## DOCUMENT TEXT

Since the global clock is not available, processes obtain their respective local time, and usually take time fragments as the basis for timing, e.g., start timing after entering the detection phase. The time progress can be described by the macroscopic time t, and the set of local time read by the processes individually is denoted as \(D(t)=\{d_1(t),\ldots ,d_n(t)\}\). D(t) has the following properties:

  • \(t=\text{ max}_{i}(D(t))\). That is, t starts timing with the first process that enters the current detection phase.

  • \(d(t+\vartriangle {t})=d(t)+\vartriangle {t}\)

In the detection of epoch k, using the set \(A(k,t)=\{a_{1}(k,t),\ldots ,a_{n}(k,t)\}\) denotes the actual arrival state of the process at time t,\(Arr_{i}(k,t)\) denotes that process \(p_{i}\) has arrived at time t, \(\lnot Arr_{i}(k,t)\) then denotes that process \(p_{i}\) has not arrived at time t. For the set A(kt) we have:

$$\begin{aligned} a_{i}(k,t)=I_{Arr_{i}(k,t)}=\left\{ \begin{matrix} 1 \quad Arr_{i}(k,t) \\ 0 \quad \lnot Arr_{i}(k,t) \end{matrix}\right. \end{aligned}$$
(1)

Similarly, \(A'(k,t)=\{a'_{1}(k,t),\ldots ,a'_{n}(k,t)\}\) denotes the arrival status of the process being detected.

Lagging processes are identified based on the fact that when a sufficient number of processes have reached the detection phase and all have waited long enough, if there are still processes that have not arrived, the processes that have arrived determine the processes that have not arrived as “Lagging” processes. The determination of failure is implemented with the help of local timing and global counting among processes that have arrived. In order to explain the conditions in detail, the following parameters are listed:

  • \(\circ\) \(R_\mathrm{release}\) is the minimum release ratio, assuming that there are M processes participating in this detection. The number of processes that have arrived at the detection phase must be at least \(R_\mathrm{release} \times M\) before they can be released.

  • \(\circ\) \(T_\mathrm{release}\) is the minimum release time, the number of arrived processes exceeds \(R_\mathrm{release} \times M_k\), but is less than \(M_k\). If all arrived processes are waiting for more than \(T_\mathrm{release}\), they can pass the detection phase. That is, in the detection epoch e, if \(\lnot Arr_{i}(k,t) \ne \varnothing\), condition \(for \forall p_{i} \in Arr_{i}(k,t), d_{i}(k,t)>T_\mathrm{release}\) must be met to determine failure of processes.

  • \(\circ\) \(T_\mathrm{timeout}\). If execution exceeds \(T_\mathrm{timeout}\) during the detection phase, the detection is time-out. The program exits the failure detection and reports an error. \(T_\mathrm{timeout}\) is used to avoid some situations that the detector cannot handle that lead to exceeding the expected detection time. Generally \(T_\mathrm{timeout}\) will be much longer than the time necessary for the collective communication to complete. In order to ensure that the program can complete the detection as much as possible, the \(T_\mathrm{timeout}\) can also be extended appropriately using dynamic adaptive methods.

## STATED EXERCISE 1
Restate the paragraph of the failure detection text that begins "Lagging processes are identified" in a shorter form, keeping its main facts.
## STATED EXERCISE 2
Reproduce verbatim the part of the failure detection text that begins at the words "Lagging processes are" and stops after the words "can be released.".
## STATED EXERCISE 3
Resume the failure detection text, picking up right after its last sentence.
The records have no part in this work.

(Bounding box annotations)

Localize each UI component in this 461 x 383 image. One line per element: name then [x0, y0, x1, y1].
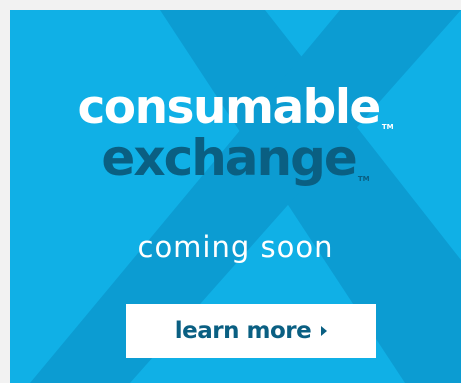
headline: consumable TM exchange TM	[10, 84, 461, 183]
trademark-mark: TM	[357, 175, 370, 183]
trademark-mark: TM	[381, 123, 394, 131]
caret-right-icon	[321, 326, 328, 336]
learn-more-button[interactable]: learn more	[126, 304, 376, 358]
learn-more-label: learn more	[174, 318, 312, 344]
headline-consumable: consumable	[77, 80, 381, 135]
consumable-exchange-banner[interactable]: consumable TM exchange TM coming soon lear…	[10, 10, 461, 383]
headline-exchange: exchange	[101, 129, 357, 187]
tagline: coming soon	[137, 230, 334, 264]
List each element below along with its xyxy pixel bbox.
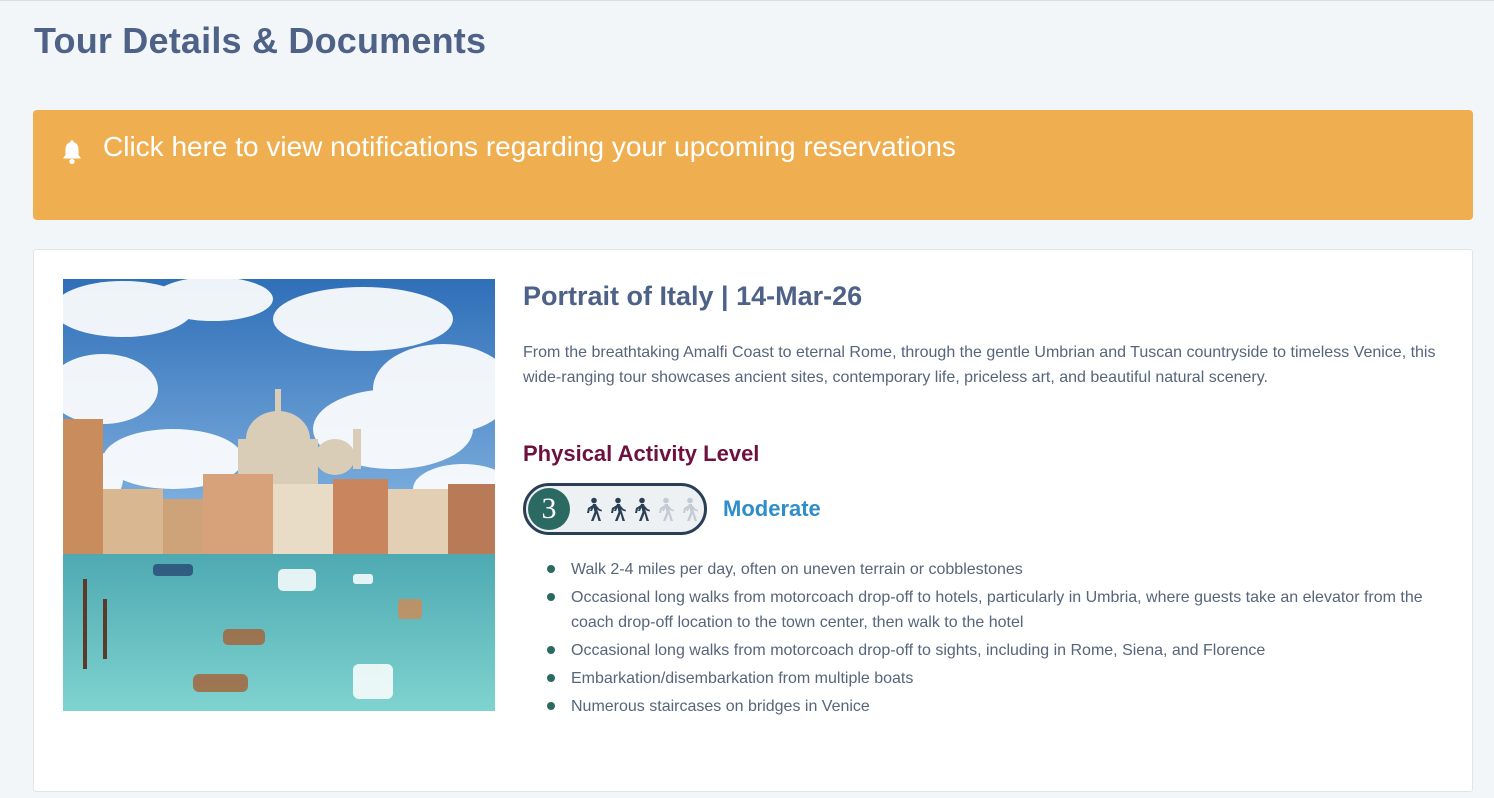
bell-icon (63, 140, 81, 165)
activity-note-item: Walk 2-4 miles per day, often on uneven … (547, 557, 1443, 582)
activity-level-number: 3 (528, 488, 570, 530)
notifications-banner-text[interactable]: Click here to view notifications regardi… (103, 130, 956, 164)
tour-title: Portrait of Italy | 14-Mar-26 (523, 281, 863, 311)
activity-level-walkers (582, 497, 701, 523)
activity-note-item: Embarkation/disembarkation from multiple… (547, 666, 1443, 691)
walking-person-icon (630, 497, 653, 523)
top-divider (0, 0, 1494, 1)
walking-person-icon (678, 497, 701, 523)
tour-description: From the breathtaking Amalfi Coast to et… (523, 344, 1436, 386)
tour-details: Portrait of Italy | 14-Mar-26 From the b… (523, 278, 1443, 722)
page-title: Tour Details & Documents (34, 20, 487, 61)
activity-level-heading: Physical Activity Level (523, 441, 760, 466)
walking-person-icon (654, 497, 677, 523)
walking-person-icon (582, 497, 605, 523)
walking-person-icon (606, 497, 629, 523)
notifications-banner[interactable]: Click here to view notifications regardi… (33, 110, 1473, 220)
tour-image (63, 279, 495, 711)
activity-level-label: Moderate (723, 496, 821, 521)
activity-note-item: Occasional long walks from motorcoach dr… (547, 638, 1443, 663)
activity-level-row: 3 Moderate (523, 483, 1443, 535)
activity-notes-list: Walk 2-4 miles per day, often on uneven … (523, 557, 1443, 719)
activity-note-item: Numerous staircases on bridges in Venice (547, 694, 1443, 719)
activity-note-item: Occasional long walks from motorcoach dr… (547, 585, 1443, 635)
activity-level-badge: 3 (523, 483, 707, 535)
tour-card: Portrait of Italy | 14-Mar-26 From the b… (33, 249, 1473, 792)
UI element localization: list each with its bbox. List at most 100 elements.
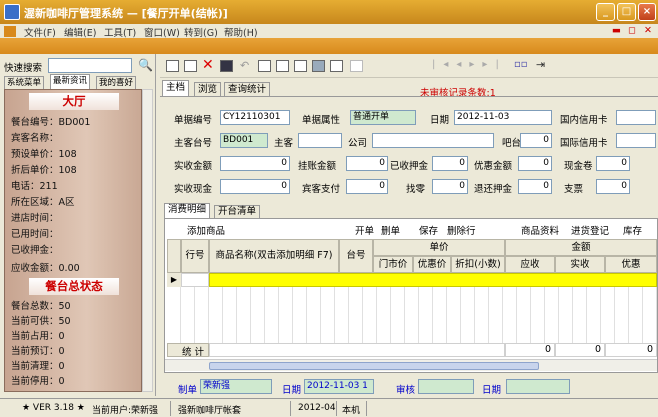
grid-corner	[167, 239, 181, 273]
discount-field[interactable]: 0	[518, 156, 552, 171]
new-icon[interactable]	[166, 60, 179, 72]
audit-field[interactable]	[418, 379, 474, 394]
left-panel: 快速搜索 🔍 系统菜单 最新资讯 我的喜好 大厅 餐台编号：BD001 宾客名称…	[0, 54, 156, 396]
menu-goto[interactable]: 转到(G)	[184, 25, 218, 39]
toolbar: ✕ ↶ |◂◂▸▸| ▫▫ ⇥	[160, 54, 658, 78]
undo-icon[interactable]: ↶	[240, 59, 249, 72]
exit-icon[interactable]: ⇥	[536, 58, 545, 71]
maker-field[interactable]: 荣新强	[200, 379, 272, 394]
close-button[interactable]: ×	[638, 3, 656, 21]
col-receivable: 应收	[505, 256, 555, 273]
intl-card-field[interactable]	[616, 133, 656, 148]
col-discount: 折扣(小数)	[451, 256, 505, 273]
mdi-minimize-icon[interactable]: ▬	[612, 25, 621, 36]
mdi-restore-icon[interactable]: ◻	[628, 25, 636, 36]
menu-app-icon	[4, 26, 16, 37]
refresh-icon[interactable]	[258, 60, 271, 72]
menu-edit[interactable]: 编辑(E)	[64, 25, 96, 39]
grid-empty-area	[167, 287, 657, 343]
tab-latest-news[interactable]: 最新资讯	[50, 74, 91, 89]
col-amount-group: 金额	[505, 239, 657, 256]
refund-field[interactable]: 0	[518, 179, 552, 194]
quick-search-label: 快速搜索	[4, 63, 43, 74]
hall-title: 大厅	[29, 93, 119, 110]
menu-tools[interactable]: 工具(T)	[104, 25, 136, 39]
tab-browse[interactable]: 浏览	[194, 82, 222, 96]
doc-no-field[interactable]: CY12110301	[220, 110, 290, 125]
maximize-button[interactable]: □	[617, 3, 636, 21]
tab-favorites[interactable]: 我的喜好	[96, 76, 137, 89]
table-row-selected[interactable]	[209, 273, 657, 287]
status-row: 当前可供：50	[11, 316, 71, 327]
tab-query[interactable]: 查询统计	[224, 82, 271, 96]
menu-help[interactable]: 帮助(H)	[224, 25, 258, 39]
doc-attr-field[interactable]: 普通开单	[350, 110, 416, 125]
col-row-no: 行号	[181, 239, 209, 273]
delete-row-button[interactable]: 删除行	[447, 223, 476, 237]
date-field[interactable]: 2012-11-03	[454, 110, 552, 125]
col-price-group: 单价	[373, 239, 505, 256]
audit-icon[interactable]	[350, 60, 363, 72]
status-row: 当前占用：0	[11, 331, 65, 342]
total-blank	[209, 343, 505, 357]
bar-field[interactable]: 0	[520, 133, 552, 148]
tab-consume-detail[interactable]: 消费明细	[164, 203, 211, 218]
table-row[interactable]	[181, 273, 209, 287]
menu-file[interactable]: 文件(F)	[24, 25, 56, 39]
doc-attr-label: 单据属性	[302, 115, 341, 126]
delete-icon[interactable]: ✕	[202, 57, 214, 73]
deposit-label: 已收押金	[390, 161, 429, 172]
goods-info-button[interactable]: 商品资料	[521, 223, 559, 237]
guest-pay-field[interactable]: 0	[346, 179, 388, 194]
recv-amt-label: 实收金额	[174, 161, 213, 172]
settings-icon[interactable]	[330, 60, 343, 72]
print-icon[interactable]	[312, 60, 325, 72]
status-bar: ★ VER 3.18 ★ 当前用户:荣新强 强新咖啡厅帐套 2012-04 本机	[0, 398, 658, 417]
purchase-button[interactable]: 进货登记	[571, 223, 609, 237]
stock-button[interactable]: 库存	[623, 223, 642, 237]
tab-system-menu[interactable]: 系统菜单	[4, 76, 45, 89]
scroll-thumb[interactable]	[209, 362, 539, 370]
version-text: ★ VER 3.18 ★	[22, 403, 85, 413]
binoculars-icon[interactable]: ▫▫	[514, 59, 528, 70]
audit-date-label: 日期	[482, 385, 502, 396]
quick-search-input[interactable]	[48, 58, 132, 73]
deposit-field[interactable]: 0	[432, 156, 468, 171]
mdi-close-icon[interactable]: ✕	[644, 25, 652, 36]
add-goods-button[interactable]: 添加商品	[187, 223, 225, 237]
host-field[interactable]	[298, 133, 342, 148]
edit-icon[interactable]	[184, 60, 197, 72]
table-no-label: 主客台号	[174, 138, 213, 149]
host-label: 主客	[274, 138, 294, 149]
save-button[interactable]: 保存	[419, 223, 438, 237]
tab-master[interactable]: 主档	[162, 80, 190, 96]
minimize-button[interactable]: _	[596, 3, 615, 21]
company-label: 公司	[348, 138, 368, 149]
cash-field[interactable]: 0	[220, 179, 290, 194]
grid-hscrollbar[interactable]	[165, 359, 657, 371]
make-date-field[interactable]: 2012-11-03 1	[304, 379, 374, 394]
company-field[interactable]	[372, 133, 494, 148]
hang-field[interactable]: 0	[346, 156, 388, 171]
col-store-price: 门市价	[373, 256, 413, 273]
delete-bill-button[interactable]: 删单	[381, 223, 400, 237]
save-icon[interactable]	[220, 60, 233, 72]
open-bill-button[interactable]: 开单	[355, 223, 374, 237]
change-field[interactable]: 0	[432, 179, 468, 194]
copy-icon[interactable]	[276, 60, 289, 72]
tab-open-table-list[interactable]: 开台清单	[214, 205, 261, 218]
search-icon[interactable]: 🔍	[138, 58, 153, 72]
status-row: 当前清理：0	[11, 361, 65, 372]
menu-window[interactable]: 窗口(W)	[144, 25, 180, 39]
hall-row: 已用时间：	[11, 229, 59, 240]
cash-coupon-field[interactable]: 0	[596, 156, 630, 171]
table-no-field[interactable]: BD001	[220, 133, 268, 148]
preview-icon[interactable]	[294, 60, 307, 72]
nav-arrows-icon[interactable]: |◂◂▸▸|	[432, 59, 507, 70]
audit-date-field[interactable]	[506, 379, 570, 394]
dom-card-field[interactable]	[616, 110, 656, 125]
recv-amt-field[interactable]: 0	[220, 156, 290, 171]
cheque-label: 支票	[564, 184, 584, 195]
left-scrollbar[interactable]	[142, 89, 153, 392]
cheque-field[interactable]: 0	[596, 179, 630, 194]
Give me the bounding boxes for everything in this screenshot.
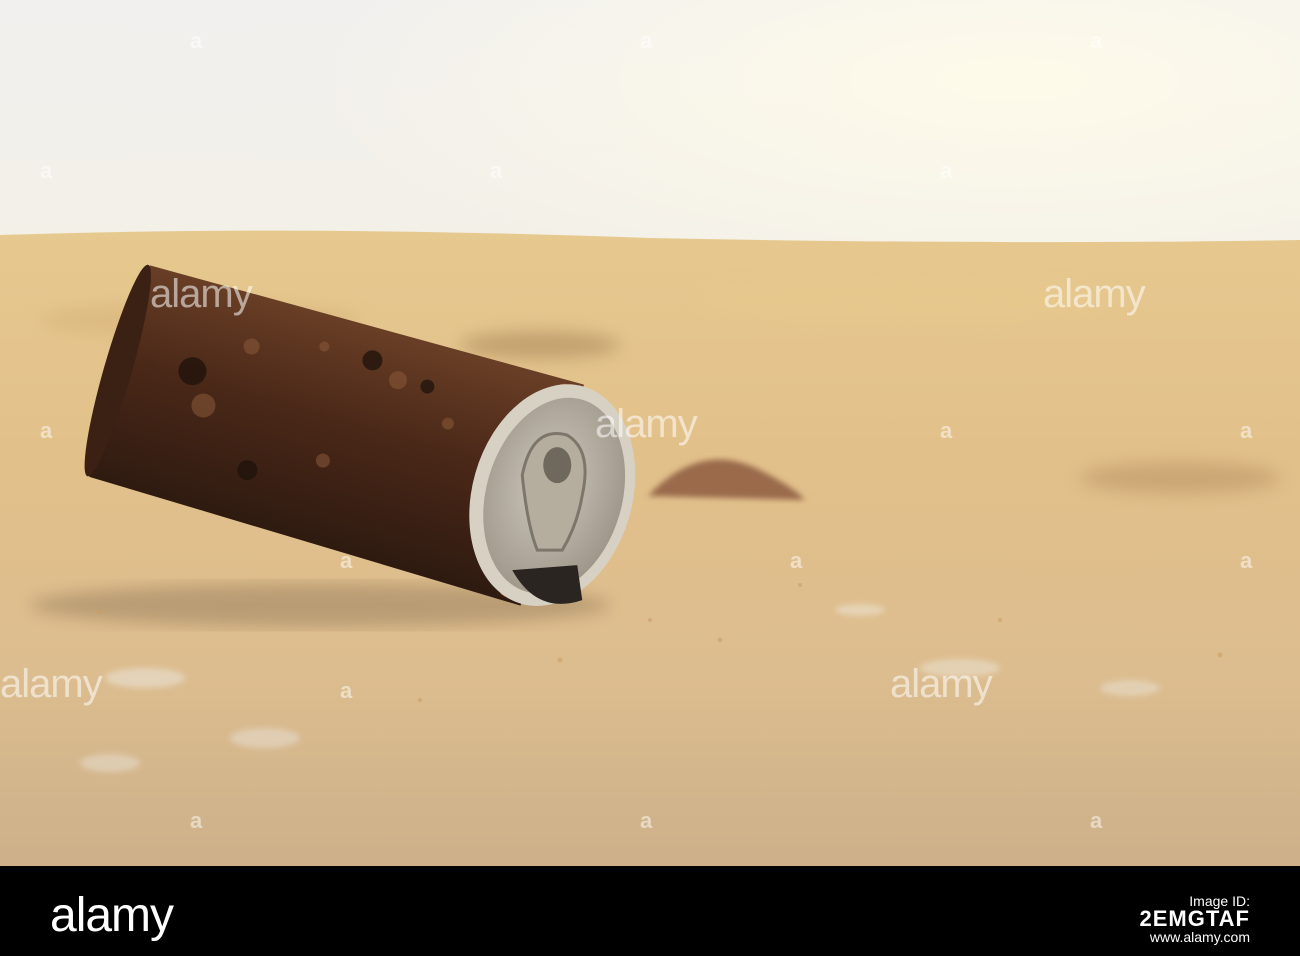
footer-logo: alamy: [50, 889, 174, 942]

## TASK RESPONSE 1
Once enough processes have reached the detection phase and all have waited long enough, any process still missing is labeled "Lagging" by the processes that have arrived. Failure is determined through local timing and global counting among the arrived processes. Several parameters are then listed to explain these conditions in detail.

## TASK RESPONSE 2
Lagging processes are identified based on the fact that when a sufficient number of processes have reached the detection phase and all have waited long enough, if there are still processes that have not arrived, the processes that have arrived determine the processes that have not arrived as “Lagging” processes. The determination of failure is implemented with the help of local timing and global counting among processes that have arrived. In order to explain the conditions in detail, the following parameters are listed:

  • \(\circ\) \(R_\mathrm{release}\) is the minimum release ratio, assuming that there are M processes participating in this detection. The number of processes that have arrived at the detection phase must be at least \(R_\mathrm{release} \times M\) before they can be released.

## TASK RESPONSE 3
  • \(\circ\) \(T_\mathrm{recon}\) is used for reconnection. The process looks for the next valid process to connect when the neighboring processes do not respond for more than \(T_\mathrm{recon}\) time. In fact, this parameter is related to the connection policy and some topologies with a higher degree can do without this parameter.

The result of one detection is first defined from a global perspective. For ease of illustration, it is first assumed that the processes arriving at the detection phase can form a connectivity graph. It is guaranteed that each arriving process can achieve collective communication to obtain arrival information of other processes. A simple proof can be made according to  1.

Theorem 1

The processes on the connectivity graph are able to get the set of all processes on the connectivity graph.

Proof

The set of processes G is connected and for \(\forall p \in G ,\forall p \ne q \in G\), p and q have communication paths and p can obtain information about q. Therefore, \(\forall p \in G\) can obtain the set of processes \(G-\{p\}\) through communication, so \(\forall p \in G\) can hold the set of processes G. \(\square\)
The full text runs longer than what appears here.